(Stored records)
>> start

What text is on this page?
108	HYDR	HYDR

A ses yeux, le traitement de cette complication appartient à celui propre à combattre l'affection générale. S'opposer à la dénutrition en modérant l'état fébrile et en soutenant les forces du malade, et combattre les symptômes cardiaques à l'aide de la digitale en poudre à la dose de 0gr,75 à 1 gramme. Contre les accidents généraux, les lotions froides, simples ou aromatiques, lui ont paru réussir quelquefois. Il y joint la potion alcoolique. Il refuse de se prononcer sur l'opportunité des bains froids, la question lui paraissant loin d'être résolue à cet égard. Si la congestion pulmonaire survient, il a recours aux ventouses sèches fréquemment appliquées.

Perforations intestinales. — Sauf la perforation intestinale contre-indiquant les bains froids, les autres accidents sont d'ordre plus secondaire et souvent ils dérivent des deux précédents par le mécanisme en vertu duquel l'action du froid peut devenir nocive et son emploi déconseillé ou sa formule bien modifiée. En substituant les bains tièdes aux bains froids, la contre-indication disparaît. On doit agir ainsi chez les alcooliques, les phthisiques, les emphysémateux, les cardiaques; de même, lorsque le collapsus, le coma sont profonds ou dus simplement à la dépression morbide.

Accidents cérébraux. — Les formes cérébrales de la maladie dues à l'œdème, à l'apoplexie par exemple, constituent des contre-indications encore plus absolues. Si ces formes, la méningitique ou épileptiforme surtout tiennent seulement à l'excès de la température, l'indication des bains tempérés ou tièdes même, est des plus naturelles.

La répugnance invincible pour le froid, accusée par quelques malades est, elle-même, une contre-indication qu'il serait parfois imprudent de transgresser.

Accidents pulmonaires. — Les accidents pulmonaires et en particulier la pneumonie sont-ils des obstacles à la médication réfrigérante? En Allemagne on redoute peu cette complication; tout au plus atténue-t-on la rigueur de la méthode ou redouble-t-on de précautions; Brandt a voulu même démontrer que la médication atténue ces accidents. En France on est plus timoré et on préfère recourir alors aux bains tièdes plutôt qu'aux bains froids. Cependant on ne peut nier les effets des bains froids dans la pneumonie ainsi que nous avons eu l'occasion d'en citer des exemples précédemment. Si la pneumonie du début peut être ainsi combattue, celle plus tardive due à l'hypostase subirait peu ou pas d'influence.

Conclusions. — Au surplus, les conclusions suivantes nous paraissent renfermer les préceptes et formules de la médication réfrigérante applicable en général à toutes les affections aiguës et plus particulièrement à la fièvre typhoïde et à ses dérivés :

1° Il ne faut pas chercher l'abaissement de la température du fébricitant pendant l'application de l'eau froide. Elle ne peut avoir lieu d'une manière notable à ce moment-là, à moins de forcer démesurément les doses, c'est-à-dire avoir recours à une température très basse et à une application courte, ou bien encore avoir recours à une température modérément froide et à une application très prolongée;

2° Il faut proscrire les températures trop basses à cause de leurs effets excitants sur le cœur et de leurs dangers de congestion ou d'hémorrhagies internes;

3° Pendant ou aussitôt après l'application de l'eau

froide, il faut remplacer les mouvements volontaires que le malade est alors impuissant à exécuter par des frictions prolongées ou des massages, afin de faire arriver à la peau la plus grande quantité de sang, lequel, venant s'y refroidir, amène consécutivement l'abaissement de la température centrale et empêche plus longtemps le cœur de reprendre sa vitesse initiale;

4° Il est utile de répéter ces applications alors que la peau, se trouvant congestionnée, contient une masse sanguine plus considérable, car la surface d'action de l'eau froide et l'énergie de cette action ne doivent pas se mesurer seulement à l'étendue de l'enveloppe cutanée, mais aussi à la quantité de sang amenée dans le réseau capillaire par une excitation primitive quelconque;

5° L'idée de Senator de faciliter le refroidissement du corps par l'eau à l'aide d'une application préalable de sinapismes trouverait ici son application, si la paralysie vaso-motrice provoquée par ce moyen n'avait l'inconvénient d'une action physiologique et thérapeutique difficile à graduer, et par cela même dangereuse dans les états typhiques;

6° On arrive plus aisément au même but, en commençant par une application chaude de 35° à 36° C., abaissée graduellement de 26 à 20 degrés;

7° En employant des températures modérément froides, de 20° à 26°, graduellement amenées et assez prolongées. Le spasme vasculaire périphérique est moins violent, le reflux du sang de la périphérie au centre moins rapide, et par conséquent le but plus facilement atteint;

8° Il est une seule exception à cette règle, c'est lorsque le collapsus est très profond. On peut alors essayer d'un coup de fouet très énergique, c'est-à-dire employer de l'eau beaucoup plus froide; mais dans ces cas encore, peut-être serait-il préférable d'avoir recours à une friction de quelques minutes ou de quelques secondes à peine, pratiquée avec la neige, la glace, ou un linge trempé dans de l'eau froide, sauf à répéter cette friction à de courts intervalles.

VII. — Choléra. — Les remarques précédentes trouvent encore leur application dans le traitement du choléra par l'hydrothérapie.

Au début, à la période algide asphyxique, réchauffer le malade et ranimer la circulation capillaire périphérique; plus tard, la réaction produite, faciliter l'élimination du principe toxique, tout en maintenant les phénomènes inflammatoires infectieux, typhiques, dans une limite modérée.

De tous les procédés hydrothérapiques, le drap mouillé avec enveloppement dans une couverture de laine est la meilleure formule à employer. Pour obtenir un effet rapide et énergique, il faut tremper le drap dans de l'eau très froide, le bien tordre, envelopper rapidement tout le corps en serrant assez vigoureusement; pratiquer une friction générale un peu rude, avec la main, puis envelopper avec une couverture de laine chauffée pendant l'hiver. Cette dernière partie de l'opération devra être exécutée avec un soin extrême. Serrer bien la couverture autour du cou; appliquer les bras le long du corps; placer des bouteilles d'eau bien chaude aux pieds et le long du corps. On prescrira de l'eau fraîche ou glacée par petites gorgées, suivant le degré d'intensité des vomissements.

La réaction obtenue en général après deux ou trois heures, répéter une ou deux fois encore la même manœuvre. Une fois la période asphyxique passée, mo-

>> end

WHAT IS ASKED: From the data above, extract every line in its exact form.

REPLY:
What text is on this page?
108	HYDR	HYDR

A ses yeux, le traitement de cette complication appartient à celui propre à combattre l'affection générale. S'opposer à la dénutrition en modérant l'état fébrile et en soutenant les forces du malade, et combattre les symptômes cardiaques à l'aide de la digitale en poudre à la dose de 0gr,75 à 1 gramme. Contre les accidents généraux, les lotions froides, simples ou aromatiques, lui ont paru réussir quelquefois. Il y joint la potion alcoolique. Il refuse de se prononcer sur l'opportunité des bains froids, la question lui paraissant loin d'être résolue à cet égard. Si la congestion pulmonaire survient, il a recours aux ventouses sèches fréquemment appliquées.

Perforations intestinales. — Sauf la perforation intestinale contre-indiquant les bains froids, les autres accidents sont d'ordre plus secondaire et souvent ils dérivent des deux précédents par le mécanisme en vertu duquel l'action du froid peut devenir nocive et son emploi déconseillé ou sa formule bien modifiée. En substituant les bains tièdes aux bains froids, la contre-indication disparaît. On doit agir ainsi chez les alcooliques, les phthisiques, les emphysémateux, les cardiaques; de même, lorsque le collapsus, le coma sont profonds ou dus simplement à la dépression morbide.

Accidents cérébraux. — Les formes cérébrales de la maladie dues à l'œdème, à l'apoplexie par exemple, constituent des contre-indications encore plus absolues. Si ces formes, la méningitique ou épileptiforme surtout tiennent seulement à l'excès de la température, l'indication des bains tempérés ou tièdes même, est des plus naturelles.

La répugnance invincible pour le froid, accusée par quelques malades est, elle-même, une contre-indication qu'il serait parfois imprudent de transgresser.

Accidents pulmonaires. — Les accidents pulmonaires et en particulier la pneumonie sont-ils des obstacles à la médication réfrigérante? En Allemagne on redoute peu cette complication; tout au plus atténue-t-on la rigueur de la méthode ou redouble-t-on de précautions; Brandt a voulu même démontrer que la médication atténue ces accidents. En France on est plus timoré et on préfère recourir alors aux bains tièdes plutôt qu'aux bains froids. Cependant on ne peut nier les effets des bains froids dans la pneumonie ainsi que nous avons eu l'occasion d'en citer des exemples précédemment. Si la pneumonie du début peut être ainsi combattue, celle plus tardive due à l'hypostase subirait peu ou pas d'influence.

Conclusions. — Au surplus, les conclusions suivantes nous paraissent renfermer les préceptes et formules de la médication réfrigérante applicable en général à toutes les affections aiguës et plus particulièrement à la fièvre typhoïde et à ses dérivés :

1° Il ne faut pas chercher l'abaissement de la température du fébricitant pendant l'application de l'eau froide. Elle ne peut avoir lieu d'une manière notable à ce moment-là, à moins de forcer démesurément les doses, c'est-à-dire avoir recours à une température très basse et à une application courte, ou bien encore avoir recours à une température modérément froide et à une application très prolongée;

2° Il faut proscrire les températures trop basses à cause de leurs effets excitants sur le cœur et de leurs dangers de congestion ou d'hémorrhagies internes;

3° Pendant ou aussitôt après l'application de l'eau

froide, il faut remplacer les mouvements volontaires que le malade est alors impuissant à exécuter par des frictions prolongées ou des massages, afin de faire arriver à la peau la plus grande quantité de sang, lequel, venant s'y refroidir, amène consécutivement l'abaissement de la température centrale et empêche plus longtemps le cœur de reprendre sa vitesse initiale;

4° Il est utile de répéter ces applications alors que la peau, se trouvant congestionnée, contient une masse sanguine plus considérable, car la surface d'action de l'eau froide et l'énergie de cette action ne doivent pas se mesurer seulement à l'étendue de l'enveloppe cutanée, mais aussi à la quantité de sang amenée dans le réseau capillaire par une excitation primitive quelconque;

5° L'idée de Senator de faciliter le refroidissement du corps par l'eau à l'aide d'une application préalable de sinapismes trouverait ici son application, si la paralysie vaso-motrice provoquée par ce moyen n'avait l'inconvénient d'une action physiologique et thérapeutique difficile à graduer, et par cela même dangereuse dans les états typhiques;

6° On arrive plus aisément au même but, en commençant par une application chaude de 35° à 36° C., abaissée graduellement de 26 à 20 degrés;

7° En employant des températures modérément froides, de 20° à 26°, graduellement amenées et assez prolongées. Le spasme vasculaire périphérique est moins violent, le reflux du sang de la périphérie au centre moins rapide, et par conséquent le but plus facilement atteint;

8° Il est une seule exception à cette règle, c'est lorsque le collapsus est très profond. On peut alors essayer d'un coup de fouet très énergique, c'est-à-dire employer de l'eau beaucoup plus froide; mais dans ces cas encore, peut-être serait-il préférable d'avoir recours à une friction de quelques minutes ou de quelques secondes à peine, pratiquée avec la neige, la glace, ou un linge trempé dans de l'eau froide, sauf à répéter cette friction à de courts intervalles.

VII. — Choléra. — Les remarques précédentes trouvent encore leur application dans le traitement du choléra par l'hydrothérapie.

Au début, à la période algide asphyxique, réchauffer le malade et ranimer la circulation capillaire périphérique; plus tard, la réaction produite, faciliter l'élimination du principe toxique, tout en maintenant les phénomènes inflammatoires infectieux, typhiques, dans une limite modérée.

De tous les procédés hydrothérapiques, le drap mouillé avec enveloppement dans une couverture de laine est la meilleure formule à employer. Pour obtenir un effet rapide et énergique, il faut tremper le drap dans de l'eau très froide, le bien tordre, envelopper rapidement tout le corps en serrant assez vigoureusement; pratiquer une friction générale un peu rude, avec la main, puis envelopper avec une couverture de laine chauffée pendant l'hiver. Cette dernière partie de l'opération devra être exécutée avec un soin extrême. Serrer bien la couverture autour du cou; appliquer les bras le long du corps; placer des bouteilles d'eau bien chaude aux pieds et le long du corps. On prescrira de l'eau fraîche ou glacée par petites gorgées, suivant le degré d'intensité des vomissements.

La réaction obtenue en général après deux ou trois heures, répéter une ou deux fois encore la même manœuvre. Une fois la période asphyxique passée, mo-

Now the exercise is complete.